> **REQUIRED TASK**: Which lines hold the string "name"? Copy every one of them.

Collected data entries
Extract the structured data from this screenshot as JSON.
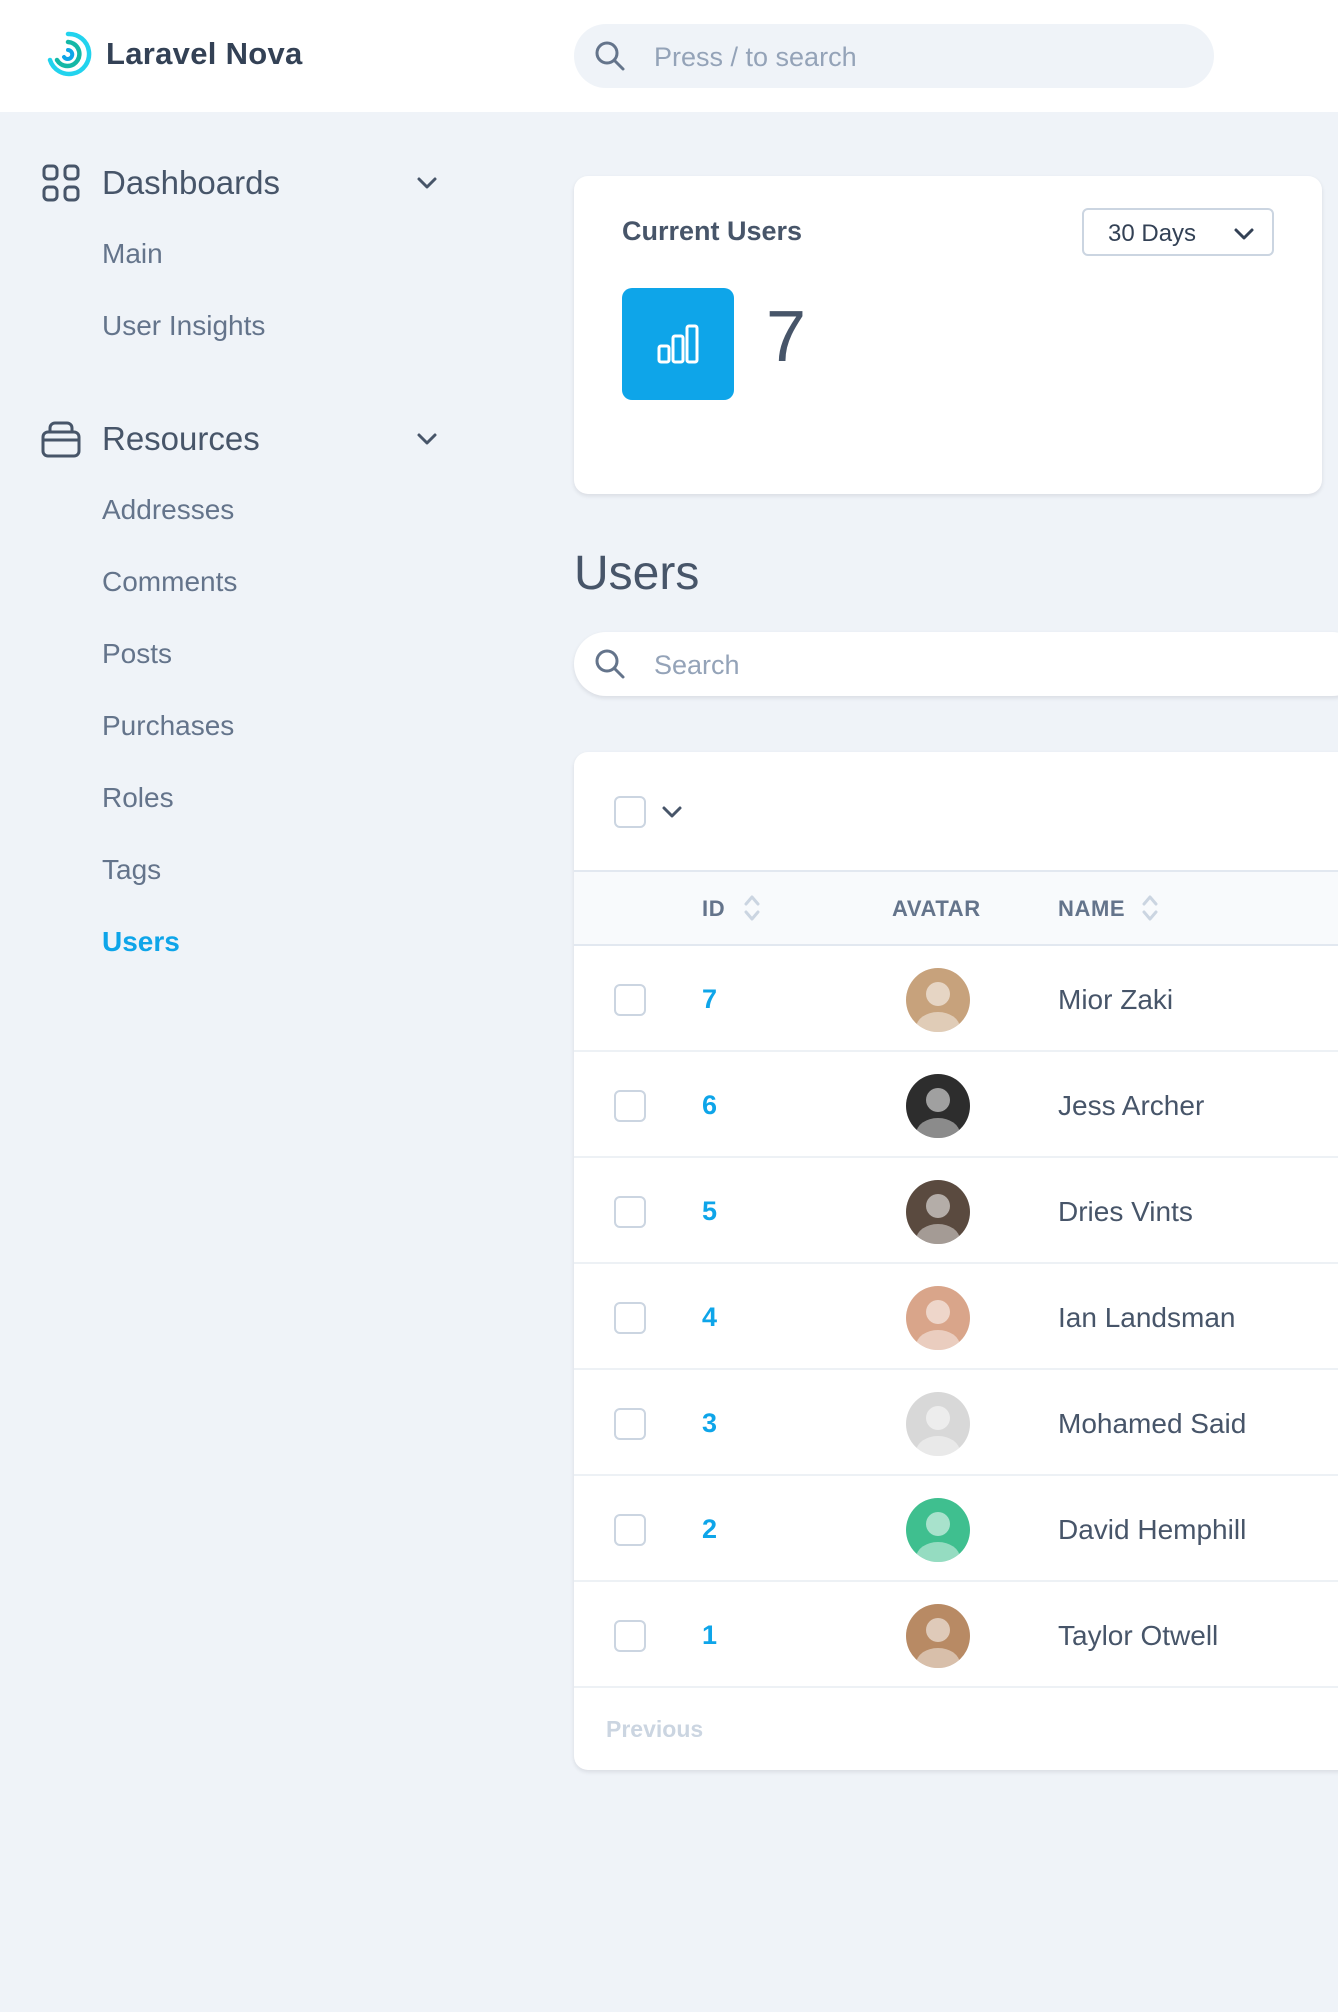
{
  "brand": {
    "name": "Laravel Nova",
    "accent": "#0ea5e9"
  },
  "global_search": {
    "placeholder": "Press / to search"
  },
  "sidebar": {
    "dashboards": {
      "label": "Dashboards",
      "items": [
        {
          "label": "Main"
        },
        {
          "label": "User Insights"
        }
      ]
    },
    "resources": {
      "label": "Resources",
      "items": [
        {
          "label": "Addresses"
        },
        {
          "label": "Comments"
        },
        {
          "label": "Posts"
        },
        {
          "label": "Purchases"
        },
        {
          "label": "Roles"
        },
        {
          "label": "Tags"
        },
        {
          "label": "Users"
        }
      ],
      "active": "Users"
    }
  },
  "metric": {
    "title": "Current Users",
    "range": "30 Days",
    "value": "7"
  },
  "resource": {
    "heading": "Users",
    "search_placeholder": "Search",
    "columns": {
      "id": "ID",
      "avatar": "AVATAR",
      "name": "NAME"
    },
    "rows": [
      {
        "id": "7",
        "name": "Mior Zaki",
        "avatar_color": "#c7a27c"
      },
      {
        "id": "6",
        "name": "Jess Archer",
        "avatar_color": "#2d2d2d"
      },
      {
        "id": "5",
        "name": "Dries Vints",
        "avatar_color": "#5a4a3f"
      },
      {
        "id": "4",
        "name": "Ian Landsman",
        "avatar_color": "#d9a58a"
      },
      {
        "id": "3",
        "name": "Mohamed Said",
        "avatar_color": "#d8d8d8"
      },
      {
        "id": "2",
        "name": "David Hemphill",
        "avatar_color": "#3fbf8f"
      },
      {
        "id": "1",
        "name": "Taylor Otwell",
        "avatar_color": "#b88a64"
      }
    ],
    "pagination": {
      "previous": "Previous"
    }
  }
}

> **ANSWER FOR THIS EXERCISE**:
    "name": "Laravel Nova",
      "name": "NAME"
        "name": "Mior Zaki",
        "name": "Jess Archer",
        "name": "Dries Vints",
        "name": "Ian Landsman",
        "name": "Mohamed Said",
        "name": "David Hemphill",
        "name": "Taylor Otwell",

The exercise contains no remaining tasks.